* start Available data *
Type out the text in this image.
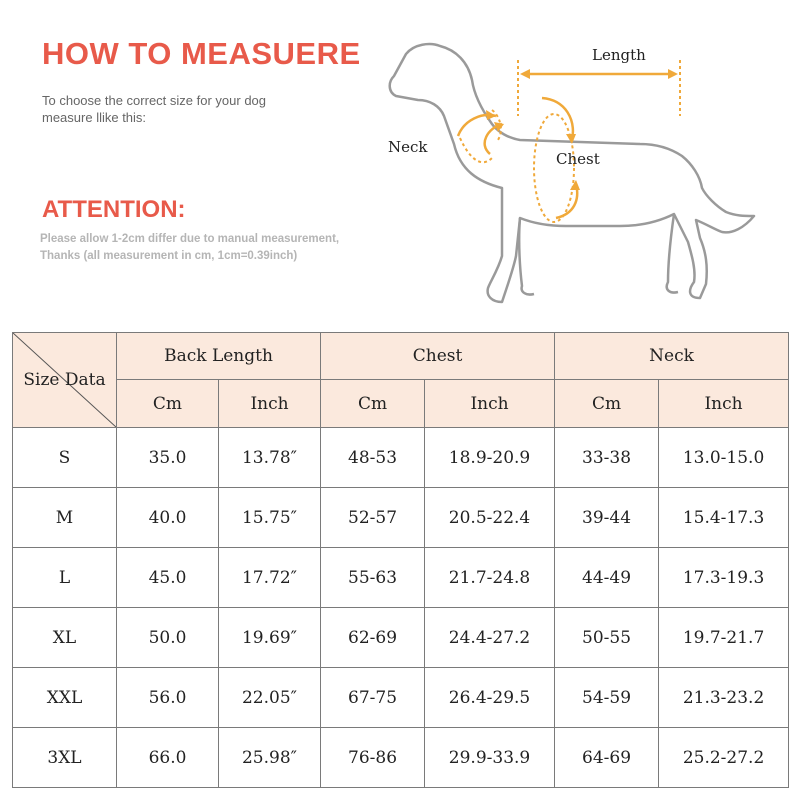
HOW TO MEASUERE
To choose the correct size for your dog
measure llike this:
ATTENTION:
Please allow 1-2cm differ due to manual measurement,
Thanks (all measurement in cm, 1cm=0.39inch)
Length
Neck
Chest
Size Data	Back Length		Chest		Neck	
	Cm	Inch	Cm	Inch	Cm	Inch
S	35.0	13.78″	48-53	18.9-20.9	33-38	13.0-15.0
M	40.0	15.75″	52-57	20.5-22.4	39-44	15.4-17.3
L	45.0	17.72″	55-63	21.7-24.8	44-49	17.3-19.3
XL	50.0	19.69″	62-69	24.4-27.2	50-55	19.7-21.7
XXL	56.0	22.05″	67-75	26.4-29.5	54-59	21.3-23.2
3XL	66.0	25.98″	76-86	29.9-33.9	64-69	25.2-27.2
* end Available data *
**Objective:** Check each line above for the word "measurement", and copy the lines where it appears.

**Answer:**
Please allow 1-2cm differ due to manual measurement,
Thanks (all measurement in cm, 1cm=0.39inch)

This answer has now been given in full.